Task goal: Quote the data below verbatim, reproducing every line in full and in the same order.
***** Data to use *****
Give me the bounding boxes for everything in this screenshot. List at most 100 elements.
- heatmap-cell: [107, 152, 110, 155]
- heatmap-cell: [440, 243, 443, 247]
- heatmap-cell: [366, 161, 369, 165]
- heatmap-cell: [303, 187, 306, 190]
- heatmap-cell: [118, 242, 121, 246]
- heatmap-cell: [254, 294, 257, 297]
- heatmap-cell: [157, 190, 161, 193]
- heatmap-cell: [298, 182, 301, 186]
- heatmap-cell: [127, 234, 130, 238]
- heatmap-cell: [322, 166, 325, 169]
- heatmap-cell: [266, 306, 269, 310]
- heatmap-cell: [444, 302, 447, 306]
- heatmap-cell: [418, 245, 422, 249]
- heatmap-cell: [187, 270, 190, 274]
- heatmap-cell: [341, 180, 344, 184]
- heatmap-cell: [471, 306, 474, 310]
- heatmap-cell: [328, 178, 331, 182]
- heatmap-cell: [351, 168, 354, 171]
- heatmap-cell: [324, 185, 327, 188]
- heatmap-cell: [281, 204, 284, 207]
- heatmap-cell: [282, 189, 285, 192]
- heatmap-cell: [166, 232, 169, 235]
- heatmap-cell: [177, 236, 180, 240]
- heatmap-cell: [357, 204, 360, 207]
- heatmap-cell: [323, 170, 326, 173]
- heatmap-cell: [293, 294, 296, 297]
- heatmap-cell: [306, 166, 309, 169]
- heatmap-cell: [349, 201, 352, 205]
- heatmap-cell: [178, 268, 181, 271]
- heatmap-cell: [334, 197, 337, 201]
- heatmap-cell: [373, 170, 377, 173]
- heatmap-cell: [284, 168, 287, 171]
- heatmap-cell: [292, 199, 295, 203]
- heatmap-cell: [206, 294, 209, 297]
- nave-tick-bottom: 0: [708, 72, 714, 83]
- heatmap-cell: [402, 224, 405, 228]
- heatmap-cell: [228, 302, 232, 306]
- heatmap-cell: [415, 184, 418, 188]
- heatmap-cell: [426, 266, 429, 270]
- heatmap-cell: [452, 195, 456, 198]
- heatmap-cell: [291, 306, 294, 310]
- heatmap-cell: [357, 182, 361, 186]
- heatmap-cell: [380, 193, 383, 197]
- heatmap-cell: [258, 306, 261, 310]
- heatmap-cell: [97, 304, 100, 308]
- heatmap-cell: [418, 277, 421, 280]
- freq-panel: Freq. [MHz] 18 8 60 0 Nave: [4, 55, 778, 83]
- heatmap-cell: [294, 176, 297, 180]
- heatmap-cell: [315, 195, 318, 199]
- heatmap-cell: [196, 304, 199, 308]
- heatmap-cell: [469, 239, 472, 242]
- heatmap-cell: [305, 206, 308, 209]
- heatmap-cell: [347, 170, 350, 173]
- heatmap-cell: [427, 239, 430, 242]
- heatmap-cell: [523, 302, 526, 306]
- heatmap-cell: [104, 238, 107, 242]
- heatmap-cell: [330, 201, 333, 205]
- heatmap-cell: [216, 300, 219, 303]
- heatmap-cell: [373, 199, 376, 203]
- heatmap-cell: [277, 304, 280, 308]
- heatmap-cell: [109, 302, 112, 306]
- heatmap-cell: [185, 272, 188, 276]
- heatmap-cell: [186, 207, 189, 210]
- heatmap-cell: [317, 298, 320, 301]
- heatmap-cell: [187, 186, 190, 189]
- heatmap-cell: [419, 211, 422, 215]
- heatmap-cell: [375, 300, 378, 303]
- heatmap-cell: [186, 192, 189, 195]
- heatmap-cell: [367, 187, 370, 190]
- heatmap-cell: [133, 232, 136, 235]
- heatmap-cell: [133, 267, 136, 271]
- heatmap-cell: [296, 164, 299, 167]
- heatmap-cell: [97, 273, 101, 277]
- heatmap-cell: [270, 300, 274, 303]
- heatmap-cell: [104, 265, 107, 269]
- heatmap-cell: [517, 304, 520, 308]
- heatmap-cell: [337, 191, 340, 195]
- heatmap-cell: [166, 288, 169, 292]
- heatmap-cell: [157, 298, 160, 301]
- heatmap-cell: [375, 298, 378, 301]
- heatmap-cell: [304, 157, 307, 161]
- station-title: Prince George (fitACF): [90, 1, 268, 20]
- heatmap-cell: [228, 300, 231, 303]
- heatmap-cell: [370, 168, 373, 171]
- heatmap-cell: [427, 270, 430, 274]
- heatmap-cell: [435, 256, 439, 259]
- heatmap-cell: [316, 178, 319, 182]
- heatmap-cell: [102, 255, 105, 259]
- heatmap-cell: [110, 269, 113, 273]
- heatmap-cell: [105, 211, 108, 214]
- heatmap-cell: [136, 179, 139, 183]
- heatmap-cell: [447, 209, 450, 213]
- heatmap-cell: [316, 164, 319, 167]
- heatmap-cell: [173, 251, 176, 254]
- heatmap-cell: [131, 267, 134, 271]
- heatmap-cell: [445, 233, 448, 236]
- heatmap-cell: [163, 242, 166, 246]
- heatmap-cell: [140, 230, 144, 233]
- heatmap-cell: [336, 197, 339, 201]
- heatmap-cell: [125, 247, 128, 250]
*****
Task output:
Give me the bounding boxes for everything in this screenshot. List at most 100 elements.
- heatmap-cell: [107, 152, 110, 155]
- heatmap-cell: [440, 243, 443, 247]
- heatmap-cell: [366, 161, 369, 165]
- heatmap-cell: [303, 187, 306, 190]
- heatmap-cell: [118, 242, 121, 246]
- heatmap-cell: [254, 294, 257, 297]
- heatmap-cell: [157, 190, 161, 193]
- heatmap-cell: [298, 182, 301, 186]
- heatmap-cell: [127, 234, 130, 238]
- heatmap-cell: [322, 166, 325, 169]
- heatmap-cell: [266, 306, 269, 310]
- heatmap-cell: [444, 302, 447, 306]
- heatmap-cell: [418, 245, 422, 249]
- heatmap-cell: [187, 270, 190, 274]
- heatmap-cell: [341, 180, 344, 184]
- heatmap-cell: [471, 306, 474, 310]
- heatmap-cell: [328, 178, 331, 182]
- heatmap-cell: [351, 168, 354, 171]
- heatmap-cell: [324, 185, 327, 188]
- heatmap-cell: [281, 204, 284, 207]
- heatmap-cell: [282, 189, 285, 192]
- heatmap-cell: [166, 232, 169, 235]
- heatmap-cell: [177, 236, 180, 240]
- heatmap-cell: [357, 204, 360, 207]
- heatmap-cell: [323, 170, 326, 173]
- heatmap-cell: [293, 294, 296, 297]
- heatmap-cell: [306, 166, 309, 169]
- heatmap-cell: [349, 201, 352, 205]
- heatmap-cell: [178, 268, 181, 271]
- heatmap-cell: [334, 197, 337, 201]
- heatmap-cell: [373, 170, 377, 173]
- heatmap-cell: [284, 168, 287, 171]
- heatmap-cell: [292, 199, 295, 203]
- heatmap-cell: [206, 294, 209, 297]
- nave-tick-bottom: 0: [708, 72, 714, 83]
- heatmap-cell: [402, 224, 405, 228]
- heatmap-cell: [228, 302, 232, 306]
- heatmap-cell: [415, 184, 418, 188]
- heatmap-cell: [426, 266, 429, 270]
- heatmap-cell: [452, 195, 456, 198]
- heatmap-cell: [291, 306, 294, 310]
- heatmap-cell: [357, 182, 361, 186]
- heatmap-cell: [380, 193, 383, 197]
- heatmap-cell: [258, 306, 261, 310]
- heatmap-cell: [97, 304, 100, 308]
- heatmap-cell: [418, 277, 421, 280]
- freq-panel: Freq. [MHz] 18 8 60 0 Nave: [4, 55, 778, 83]
- heatmap-cell: [294, 176, 297, 180]
- heatmap-cell: [315, 195, 318, 199]
- heatmap-cell: [196, 304, 199, 308]
- heatmap-cell: [469, 239, 472, 242]
- heatmap-cell: [305, 206, 308, 209]
- heatmap-cell: [347, 170, 350, 173]
- heatmap-cell: [427, 239, 430, 242]
- heatmap-cell: [523, 302, 526, 306]
- heatmap-cell: [104, 238, 107, 242]
- heatmap-cell: [330, 201, 333, 205]
- heatmap-cell: [216, 300, 219, 303]
- heatmap-cell: [373, 199, 376, 203]
- heatmap-cell: [277, 304, 280, 308]
- heatmap-cell: [109, 302, 112, 306]
- heatmap-cell: [185, 272, 188, 276]
- heatmap-cell: [186, 207, 189, 210]
- heatmap-cell: [317, 298, 320, 301]
- heatmap-cell: [187, 186, 190, 189]
- heatmap-cell: [419, 211, 422, 215]
- heatmap-cell: [375, 300, 378, 303]
- heatmap-cell: [186, 192, 189, 195]
- heatmap-cell: [367, 187, 370, 190]
- heatmap-cell: [133, 232, 136, 235]
- heatmap-cell: [133, 267, 136, 271]
- heatmap-cell: [296, 164, 299, 167]
- heatmap-cell: [97, 273, 101, 277]
- heatmap-cell: [270, 300, 274, 303]
- heatmap-cell: [104, 265, 107, 269]
- heatmap-cell: [517, 304, 520, 308]
- heatmap-cell: [337, 191, 340, 195]
- heatmap-cell: [166, 288, 169, 292]
- heatmap-cell: [157, 298, 160, 301]
- heatmap-cell: [375, 298, 378, 301]
- heatmap-cell: [304, 157, 307, 161]
- station-title: Prince George (fitACF): [90, 1, 268, 20]
- heatmap-cell: [228, 300, 231, 303]
- heatmap-cell: [370, 168, 373, 171]
- heatmap-cell: [427, 270, 430, 274]
- heatmap-cell: [435, 256, 439, 259]
- heatmap-cell: [316, 178, 319, 182]
- heatmap-cell: [102, 255, 105, 259]
- heatmap-cell: [110, 269, 113, 273]
- heatmap-cell: [105, 211, 108, 214]
- heatmap-cell: [136, 179, 139, 183]
- heatmap-cell: [447, 209, 450, 213]
- heatmap-cell: [316, 164, 319, 167]
- heatmap-cell: [173, 251, 176, 254]
- heatmap-cell: [131, 267, 134, 271]
- heatmap-cell: [445, 233, 448, 236]
- heatmap-cell: [163, 242, 166, 246]
- heatmap-cell: [140, 230, 144, 233]
- heatmap-cell: [336, 197, 339, 201]
- heatmap-cell: [125, 247, 128, 250]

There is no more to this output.